Meath S.F.C.
- Season: 1979
- Champions: Navan O'Mahonys 9th Senior Championship Title
- Relegated: Ballivor Martry Harps Moylagh
- Leinster SCFC: Navan O'Mahonys (preliminary round) Navan O'Mahonys 1-10, 1-11 Portlaoise
- All Ireland SCFC: n/a
- Winning Captain: Joe Cassells (Navan O'Nahonys)
- Man of the Match: Ben Tansey (Navan O'Mahonys)
- Matches: 40

= 1979 Meath Senior Football Championship =

The 1979 Meath Senior Football Championship is the 87th edition of the Meath GAA's premier club Gaelic football tournament for senior graded teams in County Meath, Ireland. The tournament consists of 16 teams, with the winner going on to represent Meath in the Leinster Senior Club Football Championship. The championship starts with a group stage and then progresses to a knockout stage.

Walterstown were the defending champions after they defeated Summerhill in the previous year's final. However, they lost their crown to Navan O'Mahonys in the final.

This was Duleek's return to the senior grade after claiming the 1978 Meath Intermediate Football Championship title.

■ Exercise objective
Using the 1979 Meath championship text above, explain why Duleek played in the senior grade that year.

Source data:
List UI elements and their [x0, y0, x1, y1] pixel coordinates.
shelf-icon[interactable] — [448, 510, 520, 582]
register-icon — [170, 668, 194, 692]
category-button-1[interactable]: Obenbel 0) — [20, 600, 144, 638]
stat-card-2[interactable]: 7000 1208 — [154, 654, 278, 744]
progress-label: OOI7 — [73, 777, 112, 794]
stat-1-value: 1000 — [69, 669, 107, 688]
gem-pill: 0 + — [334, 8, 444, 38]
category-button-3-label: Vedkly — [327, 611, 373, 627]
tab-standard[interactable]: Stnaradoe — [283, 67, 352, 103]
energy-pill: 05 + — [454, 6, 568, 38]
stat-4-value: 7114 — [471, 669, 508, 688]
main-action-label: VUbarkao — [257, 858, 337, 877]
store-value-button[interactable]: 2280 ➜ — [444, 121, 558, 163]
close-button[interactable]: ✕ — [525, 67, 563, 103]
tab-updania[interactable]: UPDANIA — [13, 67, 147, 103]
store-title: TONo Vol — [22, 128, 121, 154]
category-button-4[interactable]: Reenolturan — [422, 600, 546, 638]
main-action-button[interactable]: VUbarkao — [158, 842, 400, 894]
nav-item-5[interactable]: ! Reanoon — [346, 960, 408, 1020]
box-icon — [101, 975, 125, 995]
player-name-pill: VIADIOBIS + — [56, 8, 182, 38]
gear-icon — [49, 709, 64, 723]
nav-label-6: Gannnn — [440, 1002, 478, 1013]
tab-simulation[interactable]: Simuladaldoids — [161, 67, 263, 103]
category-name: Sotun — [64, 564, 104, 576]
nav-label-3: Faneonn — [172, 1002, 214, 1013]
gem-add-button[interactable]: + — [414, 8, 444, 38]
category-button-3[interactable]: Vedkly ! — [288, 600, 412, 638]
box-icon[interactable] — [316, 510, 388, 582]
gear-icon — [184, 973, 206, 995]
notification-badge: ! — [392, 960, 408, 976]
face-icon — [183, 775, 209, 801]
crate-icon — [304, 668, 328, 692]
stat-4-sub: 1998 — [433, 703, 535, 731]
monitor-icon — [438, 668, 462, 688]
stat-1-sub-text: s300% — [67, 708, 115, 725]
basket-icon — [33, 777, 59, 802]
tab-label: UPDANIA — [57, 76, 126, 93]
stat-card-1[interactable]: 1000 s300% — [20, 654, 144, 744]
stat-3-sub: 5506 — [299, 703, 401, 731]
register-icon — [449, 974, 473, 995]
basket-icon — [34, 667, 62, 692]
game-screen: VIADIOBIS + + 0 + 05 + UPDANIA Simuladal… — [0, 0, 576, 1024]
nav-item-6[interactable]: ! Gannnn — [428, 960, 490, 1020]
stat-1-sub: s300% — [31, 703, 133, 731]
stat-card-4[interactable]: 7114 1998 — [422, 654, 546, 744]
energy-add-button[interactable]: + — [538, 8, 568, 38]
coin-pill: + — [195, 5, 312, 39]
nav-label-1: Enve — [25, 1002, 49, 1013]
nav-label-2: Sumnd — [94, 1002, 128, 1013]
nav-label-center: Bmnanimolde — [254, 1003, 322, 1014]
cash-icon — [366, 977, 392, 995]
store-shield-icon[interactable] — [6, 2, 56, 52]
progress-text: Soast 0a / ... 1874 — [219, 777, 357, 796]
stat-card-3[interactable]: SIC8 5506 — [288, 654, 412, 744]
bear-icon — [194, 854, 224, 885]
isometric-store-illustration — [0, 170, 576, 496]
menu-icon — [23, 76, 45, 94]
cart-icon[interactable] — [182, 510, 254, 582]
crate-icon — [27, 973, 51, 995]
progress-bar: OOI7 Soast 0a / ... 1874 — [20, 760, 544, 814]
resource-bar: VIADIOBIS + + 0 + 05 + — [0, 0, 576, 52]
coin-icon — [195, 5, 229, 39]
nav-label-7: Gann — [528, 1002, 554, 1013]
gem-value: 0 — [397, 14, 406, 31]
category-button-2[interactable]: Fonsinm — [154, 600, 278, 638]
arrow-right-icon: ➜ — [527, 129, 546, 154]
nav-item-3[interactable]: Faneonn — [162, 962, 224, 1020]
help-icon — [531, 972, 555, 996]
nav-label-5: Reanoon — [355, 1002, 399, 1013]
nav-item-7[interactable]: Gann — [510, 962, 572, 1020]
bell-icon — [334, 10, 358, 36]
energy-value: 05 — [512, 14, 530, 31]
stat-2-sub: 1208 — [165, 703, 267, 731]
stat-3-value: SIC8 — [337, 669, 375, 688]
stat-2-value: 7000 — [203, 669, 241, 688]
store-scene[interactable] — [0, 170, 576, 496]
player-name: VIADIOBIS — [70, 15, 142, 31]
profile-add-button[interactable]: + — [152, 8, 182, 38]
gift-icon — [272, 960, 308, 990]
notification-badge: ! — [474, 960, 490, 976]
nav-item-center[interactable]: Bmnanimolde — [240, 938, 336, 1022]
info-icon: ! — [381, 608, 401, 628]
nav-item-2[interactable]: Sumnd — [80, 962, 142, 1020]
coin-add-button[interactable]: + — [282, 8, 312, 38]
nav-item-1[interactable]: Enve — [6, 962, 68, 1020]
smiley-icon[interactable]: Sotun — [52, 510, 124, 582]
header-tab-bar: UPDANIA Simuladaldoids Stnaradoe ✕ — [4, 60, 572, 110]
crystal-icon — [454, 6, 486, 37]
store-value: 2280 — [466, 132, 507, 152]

■ Task response
Duleek had won the 1978 Meath Intermediate Football Championship title, and that win brought them back to the senior grade for 1979.